» **Exercise objective**:
Extract each record and reproduce it exactly.

» **Supplied records**:
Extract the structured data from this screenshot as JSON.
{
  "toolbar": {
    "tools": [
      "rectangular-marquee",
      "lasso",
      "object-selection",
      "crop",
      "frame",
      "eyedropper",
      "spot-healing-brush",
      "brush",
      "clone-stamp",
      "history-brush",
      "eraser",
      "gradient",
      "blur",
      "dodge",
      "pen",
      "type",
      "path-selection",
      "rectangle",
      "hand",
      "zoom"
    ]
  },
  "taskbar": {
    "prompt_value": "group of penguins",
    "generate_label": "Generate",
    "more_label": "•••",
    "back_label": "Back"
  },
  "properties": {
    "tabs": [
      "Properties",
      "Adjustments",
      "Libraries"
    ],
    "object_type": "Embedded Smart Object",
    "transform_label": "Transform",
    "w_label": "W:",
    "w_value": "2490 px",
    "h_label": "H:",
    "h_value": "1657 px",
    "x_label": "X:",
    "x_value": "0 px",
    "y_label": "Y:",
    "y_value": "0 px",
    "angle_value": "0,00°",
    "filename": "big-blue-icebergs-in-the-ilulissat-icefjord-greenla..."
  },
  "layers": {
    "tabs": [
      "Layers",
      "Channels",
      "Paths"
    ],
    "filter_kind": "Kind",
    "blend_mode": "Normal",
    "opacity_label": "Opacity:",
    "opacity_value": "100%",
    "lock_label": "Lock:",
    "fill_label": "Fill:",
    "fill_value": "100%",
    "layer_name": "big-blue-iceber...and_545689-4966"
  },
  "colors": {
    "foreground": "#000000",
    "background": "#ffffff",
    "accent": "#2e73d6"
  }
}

» **Complete output**:
Extract the structured data from this screenshot as JSON.
{
  "toolbar": {
    "tools": [
      "rectangular-marquee",
      "lasso",
      "object-selection",
      "crop",
      "frame",
      "eyedropper",
      "spot-healing-brush",
      "brush",
      "clone-stamp",
      "history-brush",
      "eraser",
      "gradient",
      "blur",
      "dodge",
      "pen",
      "type",
      "path-selection",
      "rectangle",
      "hand",
      "zoom"
    ]
  },
  "taskbar": {
    "prompt_value": "group of penguins",
    "generate_label": "Generate",
    "more_label": "•••",
    "back_label": "Back"
  },
  "properties": {
    "tabs": [
      "Properties",
      "Adjustments",
      "Libraries"
    ],
    "object_type": "Embedded Smart Object",
    "transform_label": "Transform",
    "w_label": "W:",
    "w_value": "2490 px",
    "h_label": "H:",
    "h_value": "1657 px",
    "x_label": "X:",
    "x_value": "0 px",
    "y_label": "Y:",
    "y_value": "0 px",
    "angle_value": "0,00°",
    "filename": "big-blue-icebergs-in-the-ilulissat-icefjord-greenla..."
  },
  "layers": {
    "tabs": [
      "Layers",
      "Channels",
      "Paths"
    ],
    "filter_kind": "Kind",
    "blend_mode": "Normal",
    "opacity_label": "Opacity:",
    "opacity_value": "100%",
    "lock_label": "Lock:",
    "fill_label": "Fill:",
    "fill_value": "100%",
    "layer_name": "big-blue-iceber...and_545689-4966"
  },
  "colors": {
    "foreground": "#000000",
    "background": "#ffffff",
    "accent": "#2e73d6"
  }
}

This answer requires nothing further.